Last fall, Joy Sadler found herself in a grim jail cell in a remote province of Indonesia, denied regular access to HIV meds and a doctor. The 57-year-old grandmother and nurse had traveled thousands of miles from her home in Waterloo, Iowa, to this neglected corner of the globe to tend to victims of a civil war between separatist guerrillas and the country’s military. But by her January 10 release, her own health was in need of serious measures. In fact, she was lucky to be alive.
The saga began in Waterloo last summer, not long after Sadler, who had tested positive in 1997, was hospitalized with bronchitis and a very high fever. Another HIVer might have indulged in a little self-pampering. But Sadler, a civil-rights Freedom Rider in the ’60s, set out for Indonesia—answering a calling, not taking a vacation. Her destination was Aceh, in northern Sumatra, whose desperately poor people are terrorized alternately by the army and the revolutionaries. “So many people in the villages there are completely without hope, and I know that feeling,” the devout Christian told POZ. Incredibly, Sadler traveled solo with no institutional affiliation. Once there, she immediately got to work. One day she heard that the military had set fire to a local village and the survivors had fled into the jungle. Sadler followed, fully aware that she was venturing into separatist-controlled territory—or what the flurry of newspaper accounts referred to as a rebel base. “I was the only person providing medical care to the people behind the conflict lines,” she said. “I didn’t have a political agenda.”

Dataset content:

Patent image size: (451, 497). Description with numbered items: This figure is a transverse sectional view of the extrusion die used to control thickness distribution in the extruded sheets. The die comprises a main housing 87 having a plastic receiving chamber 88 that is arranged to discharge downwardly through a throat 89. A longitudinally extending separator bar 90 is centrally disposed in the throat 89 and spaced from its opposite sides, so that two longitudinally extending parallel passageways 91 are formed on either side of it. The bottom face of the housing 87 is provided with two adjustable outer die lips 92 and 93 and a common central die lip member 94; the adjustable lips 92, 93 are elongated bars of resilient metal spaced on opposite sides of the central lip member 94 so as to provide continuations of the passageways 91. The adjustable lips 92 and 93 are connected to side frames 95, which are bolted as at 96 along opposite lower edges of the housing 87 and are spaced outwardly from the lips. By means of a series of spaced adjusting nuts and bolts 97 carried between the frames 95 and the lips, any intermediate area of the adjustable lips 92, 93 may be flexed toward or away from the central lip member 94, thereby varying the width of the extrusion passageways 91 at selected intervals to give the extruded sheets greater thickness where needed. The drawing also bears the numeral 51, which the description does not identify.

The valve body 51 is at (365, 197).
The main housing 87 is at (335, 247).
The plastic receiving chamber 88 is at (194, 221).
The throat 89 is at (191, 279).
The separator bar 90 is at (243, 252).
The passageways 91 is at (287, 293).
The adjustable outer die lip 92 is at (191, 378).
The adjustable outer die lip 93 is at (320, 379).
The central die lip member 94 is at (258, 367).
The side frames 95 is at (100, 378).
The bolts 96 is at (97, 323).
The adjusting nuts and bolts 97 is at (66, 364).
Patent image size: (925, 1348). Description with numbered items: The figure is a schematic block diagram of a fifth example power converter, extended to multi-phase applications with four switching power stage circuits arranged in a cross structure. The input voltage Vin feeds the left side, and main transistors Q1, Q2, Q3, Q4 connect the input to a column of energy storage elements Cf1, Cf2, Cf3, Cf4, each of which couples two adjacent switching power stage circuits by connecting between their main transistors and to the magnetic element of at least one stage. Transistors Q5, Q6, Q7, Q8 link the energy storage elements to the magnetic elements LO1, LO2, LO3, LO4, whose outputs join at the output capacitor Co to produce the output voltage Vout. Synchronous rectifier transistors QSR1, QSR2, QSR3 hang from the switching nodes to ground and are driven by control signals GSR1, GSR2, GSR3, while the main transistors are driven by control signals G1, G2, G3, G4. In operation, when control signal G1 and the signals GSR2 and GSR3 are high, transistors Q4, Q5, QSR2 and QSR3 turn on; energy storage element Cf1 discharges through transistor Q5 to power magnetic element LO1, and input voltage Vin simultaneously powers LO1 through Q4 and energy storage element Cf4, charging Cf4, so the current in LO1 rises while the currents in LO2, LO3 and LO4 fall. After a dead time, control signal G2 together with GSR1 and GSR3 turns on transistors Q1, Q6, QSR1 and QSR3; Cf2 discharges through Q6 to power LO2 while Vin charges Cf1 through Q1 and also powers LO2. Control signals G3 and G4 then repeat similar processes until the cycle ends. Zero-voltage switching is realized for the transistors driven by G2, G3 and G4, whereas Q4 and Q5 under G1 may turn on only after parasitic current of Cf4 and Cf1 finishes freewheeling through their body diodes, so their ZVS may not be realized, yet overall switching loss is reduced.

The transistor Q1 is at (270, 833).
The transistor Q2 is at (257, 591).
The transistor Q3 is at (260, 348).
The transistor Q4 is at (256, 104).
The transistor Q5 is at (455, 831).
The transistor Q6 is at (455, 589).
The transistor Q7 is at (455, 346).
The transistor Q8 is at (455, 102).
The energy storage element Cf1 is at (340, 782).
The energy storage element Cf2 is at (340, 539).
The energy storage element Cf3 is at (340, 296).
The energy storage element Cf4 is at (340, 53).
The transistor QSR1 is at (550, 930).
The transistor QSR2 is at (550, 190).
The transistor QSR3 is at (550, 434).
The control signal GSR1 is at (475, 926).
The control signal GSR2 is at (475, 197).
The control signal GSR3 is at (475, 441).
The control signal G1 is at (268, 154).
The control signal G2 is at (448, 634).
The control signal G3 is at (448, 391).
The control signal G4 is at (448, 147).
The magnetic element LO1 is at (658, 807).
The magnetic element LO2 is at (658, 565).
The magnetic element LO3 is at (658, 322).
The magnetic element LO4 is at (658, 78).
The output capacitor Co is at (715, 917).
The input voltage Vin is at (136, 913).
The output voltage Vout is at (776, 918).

Instructions for the task: Reproduce the entire passage about Joy Sadler's detention in Indonesia word for word. The rows do not figure in what comes next.

Answer for this exercise:
Last fall, Joy Sadler found herself in a grim jail cell in a remote province of Indonesia, denied regular access to HIV meds and a doctor. The 57-year-old grandmother and nurse had traveled thousands of miles from her home in Waterloo, Iowa, to this neglected corner of the globe to tend to victims of a civil war between separatist guerrillas and the country’s military. But by her January 10 release, her own health was in need of serious measures. In fact, she was lucky to be alive.
The saga began in Waterloo last summer, not long after Sadler, who had tested positive in 1997, was hospitalized with bronchitis and a very high fever. Another HIVer might have indulged in a little self-pampering. But Sadler, a civil-rights Freedom Rider in the ’60s, set out for Indonesia—answering a calling, not taking a vacation. Her destination was Aceh, in northern Sumatra, whose desperately poor people are terrorized alternately by the army and the revolutionaries. “So many people in the villages there are completely without hope, and I know that feeling,” the devout Christian told POZ. Incredibly, Sadler traveled solo with no institutional affiliation. Once there, she immediately got to work. One day she heard that the military had set fire to a local village and the survivors had fled into the jungle. Sadler followed, fully aware that she was venturing into separatist-controlled territory—or what the flurry of newspaper accounts referred to as a rebel base. “I was the only person providing medical care to the people behind the conflict lines,” she said. “I didn’t have a political agenda.”